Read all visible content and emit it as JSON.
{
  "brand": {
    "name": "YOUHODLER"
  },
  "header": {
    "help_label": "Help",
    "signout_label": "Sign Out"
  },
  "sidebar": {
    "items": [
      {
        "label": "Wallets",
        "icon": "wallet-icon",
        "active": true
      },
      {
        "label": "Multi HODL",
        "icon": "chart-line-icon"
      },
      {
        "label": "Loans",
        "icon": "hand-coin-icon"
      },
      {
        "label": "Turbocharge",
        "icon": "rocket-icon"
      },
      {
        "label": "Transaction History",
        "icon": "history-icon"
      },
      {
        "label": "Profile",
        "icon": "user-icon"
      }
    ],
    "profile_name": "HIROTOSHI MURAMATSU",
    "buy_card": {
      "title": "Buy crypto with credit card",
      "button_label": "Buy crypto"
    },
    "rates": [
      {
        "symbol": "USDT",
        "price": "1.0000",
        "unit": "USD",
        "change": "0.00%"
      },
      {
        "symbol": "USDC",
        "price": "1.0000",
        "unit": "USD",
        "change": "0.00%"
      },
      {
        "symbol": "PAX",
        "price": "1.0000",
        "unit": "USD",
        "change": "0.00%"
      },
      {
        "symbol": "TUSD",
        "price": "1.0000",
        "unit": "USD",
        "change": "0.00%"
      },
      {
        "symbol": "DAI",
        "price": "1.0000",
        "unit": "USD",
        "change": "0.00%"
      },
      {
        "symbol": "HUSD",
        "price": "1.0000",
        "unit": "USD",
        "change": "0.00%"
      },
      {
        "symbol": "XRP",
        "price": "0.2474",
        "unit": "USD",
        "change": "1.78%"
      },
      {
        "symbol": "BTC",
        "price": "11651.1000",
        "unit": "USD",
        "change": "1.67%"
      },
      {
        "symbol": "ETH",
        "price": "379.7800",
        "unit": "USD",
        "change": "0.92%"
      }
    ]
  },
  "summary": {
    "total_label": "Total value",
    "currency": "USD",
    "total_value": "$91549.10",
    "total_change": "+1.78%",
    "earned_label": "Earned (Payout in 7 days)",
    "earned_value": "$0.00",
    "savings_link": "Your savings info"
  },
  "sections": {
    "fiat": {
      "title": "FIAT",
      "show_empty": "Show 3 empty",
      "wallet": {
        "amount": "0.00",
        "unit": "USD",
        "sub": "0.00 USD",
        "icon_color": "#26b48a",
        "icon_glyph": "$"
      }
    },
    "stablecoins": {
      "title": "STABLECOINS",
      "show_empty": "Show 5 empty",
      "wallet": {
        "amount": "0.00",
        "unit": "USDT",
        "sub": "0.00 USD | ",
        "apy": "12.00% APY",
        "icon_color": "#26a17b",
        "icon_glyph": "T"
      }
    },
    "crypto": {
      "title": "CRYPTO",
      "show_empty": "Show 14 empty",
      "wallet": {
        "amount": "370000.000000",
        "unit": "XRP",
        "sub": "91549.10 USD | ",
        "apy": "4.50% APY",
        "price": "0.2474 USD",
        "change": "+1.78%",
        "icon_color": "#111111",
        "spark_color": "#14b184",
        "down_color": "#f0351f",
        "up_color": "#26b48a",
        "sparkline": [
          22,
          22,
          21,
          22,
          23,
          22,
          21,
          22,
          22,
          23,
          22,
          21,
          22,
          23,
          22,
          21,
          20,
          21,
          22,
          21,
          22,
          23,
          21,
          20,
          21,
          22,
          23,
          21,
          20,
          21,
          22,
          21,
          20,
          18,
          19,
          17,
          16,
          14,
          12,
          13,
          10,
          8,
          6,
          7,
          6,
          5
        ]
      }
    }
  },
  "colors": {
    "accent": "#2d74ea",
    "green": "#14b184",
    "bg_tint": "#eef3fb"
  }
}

********

All of the material must be reproduced exactly.

### Written answer
Read all visible content and emit it as JSON.
{
  "brand": {
    "name": "YOUHODLER"
  },
  "header": {
    "help_label": "Help",
    "signout_label": "Sign Out"
  },
  "sidebar": {
    "items": [
      {
        "label": "Wallets",
        "icon": "wallet-icon",
        "active": true
      },
      {
        "label": "Multi HODL",
        "icon": "chart-line-icon"
      },
      {
        "label": "Loans",
        "icon": "hand-coin-icon"
      },
      {
        "label": "Turbocharge",
        "icon": "rocket-icon"
      },
      {
        "label": "Transaction History",
        "icon": "history-icon"
      },
      {
        "label": "Profile",
        "icon": "user-icon"
      }
    ],
    "profile_name": "HIROTOSHI MURAMATSU",
    "buy_card": {
      "title": "Buy crypto with credit card",
      "button_label": "Buy crypto"
    },
    "rates": [
      {
        "symbol": "USDT",
        "price": "1.0000",
        "unit": "USD",
        "change": "0.00%"
      },
      {
        "symbol": "USDC",
        "price": "1.0000",
        "unit": "USD",
        "change": "0.00%"
      },
      {
        "symbol": "PAX",
        "price": "1.0000",
        "unit": "USD",
        "change": "0.00%"
      },
      {
        "symbol": "TUSD",
        "price": "1.0000",
        "unit": "USD",
        "change": "0.00%"
      },
      {
        "symbol": "DAI",
        "price": "1.0000",
        "unit": "USD",
        "change": "0.00%"
      },
      {
        "symbol": "HUSD",
        "price": "1.0000",
        "unit": "USD",
        "change": "0.00%"
      },
      {
        "symbol": "XRP",
        "price": "0.2474",
        "unit": "USD",
        "change": "1.78%"
      },
      {
        "symbol": "BTC",
        "price": "11651.1000",
        "unit": "USD",
        "change": "1.67%"
      },
      {
        "symbol": "ETH",
        "price": "379.7800",
        "unit": "USD",
        "change": "0.92%"
      }
    ]
  },
  "summary": {
    "total_label": "Total value",
    "currency": "USD",
    "total_value": "$91549.10",
    "total_change": "+1.78%",
    "earned_label": "Earned (Payout in 7 days)",
    "earned_value": "$0.00",
    "savings_link": "Your savings info"
  },
  "sections": {
    "fiat": {
      "title": "FIAT",
      "show_empty": "Show 3 empty",
      "wallet": {
        "amount": "0.00",
        "unit": "USD",
        "sub": "0.00 USD",
        "icon_color": "#26b48a",
        "icon_glyph": "$"
      }
    },
    "stablecoins": {
      "title": "STABLECOINS",
      "show_empty": "Show 5 empty",
      "wallet": {
        "amount": "0.00",
        "unit": "USDT",
        "sub": "0.00 USD | ",
        "apy": "12.00% APY",
        "icon_color": "#26a17b",
        "icon_glyph": "T"
      }
    },
    "crypto": {
      "title": "CRYPTO",
      "show_empty": "Show 14 empty",
      "wallet": {
        "amount": "370000.000000",
        "unit": "XRP",
        "sub": "91549.10 USD | ",
        "apy": "4.50% APY",
        "price": "0.2474 USD",
        "change": "+1.78%",
        "icon_color": "#111111",
        "spark_color": "#14b184",
        "down_color": "#f0351f",
        "up_color": "#26b48a",
        "sparkline": [
          22,
          22,
          21,
          22,
          23,
          22,
          21,
          22,
          22,
          23,
          22,
          21,
          22,
          23,
          22,
          21,
          20,
          21,
          22,
          21,
          22,
          23,
          21,
          20,
          21,
          22,
          23,
          21,
          20,
          21,
          22,
          21,
          20,
          18,
          19,
          17,
          16,
          14,
          12,
          13,
          10,
          8,
          6,
          7,
          6,
          5
        ]
      }
    }
  },
  "colors": {
    "accent": "#2d74ea",
    "green": "#14b184",
    "bg_tint": "#eef3fb"
  }
}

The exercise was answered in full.